WHAT IS BEING ASKED: Copy the lines holding the word "name", all of them.

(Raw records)
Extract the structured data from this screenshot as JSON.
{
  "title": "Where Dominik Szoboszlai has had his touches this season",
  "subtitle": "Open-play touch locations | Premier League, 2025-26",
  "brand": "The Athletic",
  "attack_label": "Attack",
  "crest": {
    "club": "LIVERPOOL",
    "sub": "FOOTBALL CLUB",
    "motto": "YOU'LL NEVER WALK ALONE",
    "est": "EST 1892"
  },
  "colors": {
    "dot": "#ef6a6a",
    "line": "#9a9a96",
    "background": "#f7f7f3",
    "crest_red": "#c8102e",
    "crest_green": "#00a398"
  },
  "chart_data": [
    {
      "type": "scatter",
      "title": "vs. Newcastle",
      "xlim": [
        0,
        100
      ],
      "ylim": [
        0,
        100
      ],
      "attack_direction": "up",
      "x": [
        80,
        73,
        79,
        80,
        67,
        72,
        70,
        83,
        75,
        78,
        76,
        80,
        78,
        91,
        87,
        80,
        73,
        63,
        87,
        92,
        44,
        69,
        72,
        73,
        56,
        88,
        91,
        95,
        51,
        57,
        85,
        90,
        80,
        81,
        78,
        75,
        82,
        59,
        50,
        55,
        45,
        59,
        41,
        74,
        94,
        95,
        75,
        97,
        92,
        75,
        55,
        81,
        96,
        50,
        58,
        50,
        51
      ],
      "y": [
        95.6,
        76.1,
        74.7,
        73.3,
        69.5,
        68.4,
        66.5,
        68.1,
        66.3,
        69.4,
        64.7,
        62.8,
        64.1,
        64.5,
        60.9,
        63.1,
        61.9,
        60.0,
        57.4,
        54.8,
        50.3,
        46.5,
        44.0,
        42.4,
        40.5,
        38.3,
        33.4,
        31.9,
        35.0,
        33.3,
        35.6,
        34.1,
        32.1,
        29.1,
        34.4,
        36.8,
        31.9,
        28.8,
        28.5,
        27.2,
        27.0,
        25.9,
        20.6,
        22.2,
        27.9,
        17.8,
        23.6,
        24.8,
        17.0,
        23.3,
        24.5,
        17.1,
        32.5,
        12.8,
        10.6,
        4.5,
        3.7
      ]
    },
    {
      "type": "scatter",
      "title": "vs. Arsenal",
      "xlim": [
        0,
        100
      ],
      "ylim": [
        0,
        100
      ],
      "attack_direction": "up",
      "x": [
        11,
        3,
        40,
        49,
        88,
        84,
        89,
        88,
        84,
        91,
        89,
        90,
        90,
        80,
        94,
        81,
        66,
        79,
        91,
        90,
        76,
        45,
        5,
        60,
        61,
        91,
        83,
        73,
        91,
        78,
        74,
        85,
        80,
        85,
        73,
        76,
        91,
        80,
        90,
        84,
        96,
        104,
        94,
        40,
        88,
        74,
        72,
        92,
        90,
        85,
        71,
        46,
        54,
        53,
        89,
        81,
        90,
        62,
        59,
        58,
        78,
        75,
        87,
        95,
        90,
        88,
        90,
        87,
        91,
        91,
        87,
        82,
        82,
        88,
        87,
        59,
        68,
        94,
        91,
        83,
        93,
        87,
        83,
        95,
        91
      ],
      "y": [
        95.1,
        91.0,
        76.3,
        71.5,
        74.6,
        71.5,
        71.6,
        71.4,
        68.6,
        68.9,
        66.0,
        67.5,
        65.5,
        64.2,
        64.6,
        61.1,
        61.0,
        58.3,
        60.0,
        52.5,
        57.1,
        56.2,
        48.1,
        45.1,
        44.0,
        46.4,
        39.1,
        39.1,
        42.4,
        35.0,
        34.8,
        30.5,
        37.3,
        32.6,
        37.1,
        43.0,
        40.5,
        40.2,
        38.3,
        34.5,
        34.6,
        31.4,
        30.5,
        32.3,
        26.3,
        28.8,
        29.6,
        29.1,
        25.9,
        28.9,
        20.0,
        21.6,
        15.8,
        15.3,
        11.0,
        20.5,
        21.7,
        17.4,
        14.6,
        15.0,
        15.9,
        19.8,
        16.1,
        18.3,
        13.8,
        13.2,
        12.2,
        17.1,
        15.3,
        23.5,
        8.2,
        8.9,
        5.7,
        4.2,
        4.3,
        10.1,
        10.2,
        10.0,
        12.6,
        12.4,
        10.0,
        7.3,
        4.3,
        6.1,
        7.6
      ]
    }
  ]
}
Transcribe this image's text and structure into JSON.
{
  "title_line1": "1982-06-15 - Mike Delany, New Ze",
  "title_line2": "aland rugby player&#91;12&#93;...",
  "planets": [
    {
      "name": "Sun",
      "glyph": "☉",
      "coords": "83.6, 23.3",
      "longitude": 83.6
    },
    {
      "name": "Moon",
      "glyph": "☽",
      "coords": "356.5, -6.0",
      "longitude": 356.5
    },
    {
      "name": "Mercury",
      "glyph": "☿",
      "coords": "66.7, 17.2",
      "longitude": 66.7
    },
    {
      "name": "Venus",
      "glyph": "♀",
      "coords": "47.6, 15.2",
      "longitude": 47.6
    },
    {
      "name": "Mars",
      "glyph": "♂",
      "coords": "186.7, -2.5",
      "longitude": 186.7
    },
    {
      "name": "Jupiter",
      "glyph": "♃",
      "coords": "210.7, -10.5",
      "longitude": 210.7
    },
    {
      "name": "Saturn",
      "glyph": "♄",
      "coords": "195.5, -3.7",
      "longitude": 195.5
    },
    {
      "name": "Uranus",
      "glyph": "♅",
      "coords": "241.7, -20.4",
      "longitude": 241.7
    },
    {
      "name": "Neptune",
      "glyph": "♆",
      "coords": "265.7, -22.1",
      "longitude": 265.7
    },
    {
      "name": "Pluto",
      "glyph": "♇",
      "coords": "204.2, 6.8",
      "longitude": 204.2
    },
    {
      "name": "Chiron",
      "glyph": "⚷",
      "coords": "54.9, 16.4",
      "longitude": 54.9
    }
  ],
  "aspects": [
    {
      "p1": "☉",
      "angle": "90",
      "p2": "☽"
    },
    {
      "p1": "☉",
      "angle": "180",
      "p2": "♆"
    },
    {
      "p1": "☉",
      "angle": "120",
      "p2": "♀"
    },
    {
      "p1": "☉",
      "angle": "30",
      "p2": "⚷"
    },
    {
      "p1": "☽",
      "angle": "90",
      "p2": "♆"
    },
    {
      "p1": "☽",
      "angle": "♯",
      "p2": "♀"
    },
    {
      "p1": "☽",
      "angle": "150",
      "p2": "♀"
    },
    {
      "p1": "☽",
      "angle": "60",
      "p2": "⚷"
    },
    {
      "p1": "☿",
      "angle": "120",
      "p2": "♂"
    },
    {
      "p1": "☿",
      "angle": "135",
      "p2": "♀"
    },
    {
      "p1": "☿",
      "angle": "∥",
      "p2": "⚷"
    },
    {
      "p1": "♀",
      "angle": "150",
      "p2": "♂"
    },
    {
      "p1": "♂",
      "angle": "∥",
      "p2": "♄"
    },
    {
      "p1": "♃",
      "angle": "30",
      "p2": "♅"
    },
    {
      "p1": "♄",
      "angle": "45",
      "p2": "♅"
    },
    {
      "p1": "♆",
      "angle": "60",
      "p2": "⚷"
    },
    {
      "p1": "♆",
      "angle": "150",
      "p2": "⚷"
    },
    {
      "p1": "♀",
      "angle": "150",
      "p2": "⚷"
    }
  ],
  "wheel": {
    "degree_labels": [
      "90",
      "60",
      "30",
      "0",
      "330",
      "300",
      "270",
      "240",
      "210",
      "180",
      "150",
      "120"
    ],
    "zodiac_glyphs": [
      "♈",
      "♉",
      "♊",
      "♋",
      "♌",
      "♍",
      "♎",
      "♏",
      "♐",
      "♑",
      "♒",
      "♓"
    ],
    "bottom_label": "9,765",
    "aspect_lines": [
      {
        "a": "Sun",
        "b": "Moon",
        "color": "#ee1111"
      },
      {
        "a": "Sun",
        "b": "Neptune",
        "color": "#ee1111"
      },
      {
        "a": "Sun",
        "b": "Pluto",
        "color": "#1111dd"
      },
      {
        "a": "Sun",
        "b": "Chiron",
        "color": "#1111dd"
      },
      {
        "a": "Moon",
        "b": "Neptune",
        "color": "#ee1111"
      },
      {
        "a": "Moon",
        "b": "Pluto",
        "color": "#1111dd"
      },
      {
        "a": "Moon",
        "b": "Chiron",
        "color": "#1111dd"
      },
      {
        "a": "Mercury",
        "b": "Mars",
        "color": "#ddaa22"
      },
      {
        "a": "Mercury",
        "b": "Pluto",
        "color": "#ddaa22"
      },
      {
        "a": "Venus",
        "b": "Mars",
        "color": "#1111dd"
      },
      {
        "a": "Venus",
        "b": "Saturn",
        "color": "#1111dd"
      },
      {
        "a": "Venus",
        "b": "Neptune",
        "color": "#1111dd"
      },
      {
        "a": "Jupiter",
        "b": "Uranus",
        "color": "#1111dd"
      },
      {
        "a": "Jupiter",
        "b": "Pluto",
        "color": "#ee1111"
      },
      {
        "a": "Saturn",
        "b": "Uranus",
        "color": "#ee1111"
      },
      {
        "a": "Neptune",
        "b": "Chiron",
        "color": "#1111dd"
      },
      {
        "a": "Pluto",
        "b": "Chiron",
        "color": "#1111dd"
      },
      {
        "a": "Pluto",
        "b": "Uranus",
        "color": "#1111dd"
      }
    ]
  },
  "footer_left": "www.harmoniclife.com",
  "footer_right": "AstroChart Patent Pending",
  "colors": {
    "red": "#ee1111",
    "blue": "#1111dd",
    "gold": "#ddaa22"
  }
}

EXERCISE OUTPUT:
      "name": "Sun",
      "name": "Moon",
      "name": "Mercury",
      "name": "Venus",
      "name": "Mars",
      "name": "Jupiter",
      "name": "Saturn",
      "name": "Uranus",
      "name": "Neptune",
      "name": "Pluto",
      "name": "Chiron",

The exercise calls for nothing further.